## GIVEN INSTRUCTION
Count each line below that has "placeholder" anywhere in it. Answer with the total alone.

## DATA SUPPLIED

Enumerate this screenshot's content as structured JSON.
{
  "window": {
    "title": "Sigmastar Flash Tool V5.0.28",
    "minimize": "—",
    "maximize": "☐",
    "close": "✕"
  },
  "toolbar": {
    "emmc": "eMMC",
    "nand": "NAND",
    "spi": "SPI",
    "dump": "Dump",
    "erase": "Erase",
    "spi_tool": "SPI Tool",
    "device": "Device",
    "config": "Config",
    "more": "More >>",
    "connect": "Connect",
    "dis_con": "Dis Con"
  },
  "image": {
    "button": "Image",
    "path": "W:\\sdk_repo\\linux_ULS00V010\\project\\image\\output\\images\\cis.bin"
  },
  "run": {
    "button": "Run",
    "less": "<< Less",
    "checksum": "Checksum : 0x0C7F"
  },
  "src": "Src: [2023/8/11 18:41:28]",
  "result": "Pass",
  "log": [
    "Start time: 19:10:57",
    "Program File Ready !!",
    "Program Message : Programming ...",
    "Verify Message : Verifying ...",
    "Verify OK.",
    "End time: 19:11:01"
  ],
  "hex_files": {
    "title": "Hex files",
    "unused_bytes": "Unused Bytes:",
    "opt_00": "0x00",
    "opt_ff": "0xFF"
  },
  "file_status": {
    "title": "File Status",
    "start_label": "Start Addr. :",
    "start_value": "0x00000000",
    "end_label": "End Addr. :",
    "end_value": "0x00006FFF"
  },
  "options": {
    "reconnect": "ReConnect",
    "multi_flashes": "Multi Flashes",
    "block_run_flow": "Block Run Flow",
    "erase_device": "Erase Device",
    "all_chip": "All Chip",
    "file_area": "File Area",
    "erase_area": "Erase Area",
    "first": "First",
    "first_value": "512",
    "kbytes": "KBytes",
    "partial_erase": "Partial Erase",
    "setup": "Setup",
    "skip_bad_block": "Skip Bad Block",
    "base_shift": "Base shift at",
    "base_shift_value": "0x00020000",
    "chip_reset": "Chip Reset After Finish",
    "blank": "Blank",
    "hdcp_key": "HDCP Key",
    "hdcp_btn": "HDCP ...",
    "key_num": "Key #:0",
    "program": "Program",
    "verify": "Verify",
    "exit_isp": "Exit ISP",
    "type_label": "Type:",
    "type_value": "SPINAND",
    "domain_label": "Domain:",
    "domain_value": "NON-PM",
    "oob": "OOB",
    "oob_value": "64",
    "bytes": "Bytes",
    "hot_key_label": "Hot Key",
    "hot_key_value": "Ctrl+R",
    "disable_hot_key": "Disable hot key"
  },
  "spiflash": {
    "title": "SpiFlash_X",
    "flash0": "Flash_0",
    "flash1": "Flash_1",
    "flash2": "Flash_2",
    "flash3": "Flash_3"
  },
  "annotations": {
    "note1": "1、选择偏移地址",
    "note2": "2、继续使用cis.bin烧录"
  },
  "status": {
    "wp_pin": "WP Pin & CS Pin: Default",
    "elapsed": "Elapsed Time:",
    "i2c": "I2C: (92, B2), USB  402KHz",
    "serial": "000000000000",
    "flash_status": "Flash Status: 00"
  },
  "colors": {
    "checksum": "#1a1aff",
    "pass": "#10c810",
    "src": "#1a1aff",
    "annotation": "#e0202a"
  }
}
---
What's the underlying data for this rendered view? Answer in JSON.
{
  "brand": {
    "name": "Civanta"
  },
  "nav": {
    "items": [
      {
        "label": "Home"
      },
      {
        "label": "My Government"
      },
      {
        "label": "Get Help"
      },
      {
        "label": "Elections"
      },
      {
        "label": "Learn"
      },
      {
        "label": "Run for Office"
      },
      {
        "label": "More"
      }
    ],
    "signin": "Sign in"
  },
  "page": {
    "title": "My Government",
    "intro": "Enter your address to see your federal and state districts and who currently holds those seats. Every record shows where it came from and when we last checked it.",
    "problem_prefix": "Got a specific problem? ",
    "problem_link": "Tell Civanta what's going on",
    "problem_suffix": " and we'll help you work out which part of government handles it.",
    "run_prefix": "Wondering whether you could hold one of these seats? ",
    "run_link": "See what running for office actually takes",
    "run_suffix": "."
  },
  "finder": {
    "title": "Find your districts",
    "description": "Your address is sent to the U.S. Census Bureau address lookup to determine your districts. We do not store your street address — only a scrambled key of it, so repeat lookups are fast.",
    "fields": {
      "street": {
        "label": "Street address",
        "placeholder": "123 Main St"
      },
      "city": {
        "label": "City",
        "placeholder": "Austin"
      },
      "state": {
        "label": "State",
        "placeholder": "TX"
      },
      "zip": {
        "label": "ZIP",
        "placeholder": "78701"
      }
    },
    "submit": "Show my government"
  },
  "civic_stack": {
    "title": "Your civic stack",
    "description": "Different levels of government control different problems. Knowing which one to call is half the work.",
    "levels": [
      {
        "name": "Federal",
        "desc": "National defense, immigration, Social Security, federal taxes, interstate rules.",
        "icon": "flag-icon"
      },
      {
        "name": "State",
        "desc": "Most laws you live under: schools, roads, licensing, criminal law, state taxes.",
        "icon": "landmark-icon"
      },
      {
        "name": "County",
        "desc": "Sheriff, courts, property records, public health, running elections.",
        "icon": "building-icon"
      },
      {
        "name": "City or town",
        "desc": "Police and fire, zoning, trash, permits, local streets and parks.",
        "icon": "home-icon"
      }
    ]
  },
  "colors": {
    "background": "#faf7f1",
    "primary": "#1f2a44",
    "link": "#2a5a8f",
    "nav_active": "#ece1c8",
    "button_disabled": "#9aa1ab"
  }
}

## COMPLETE OUTPUT
4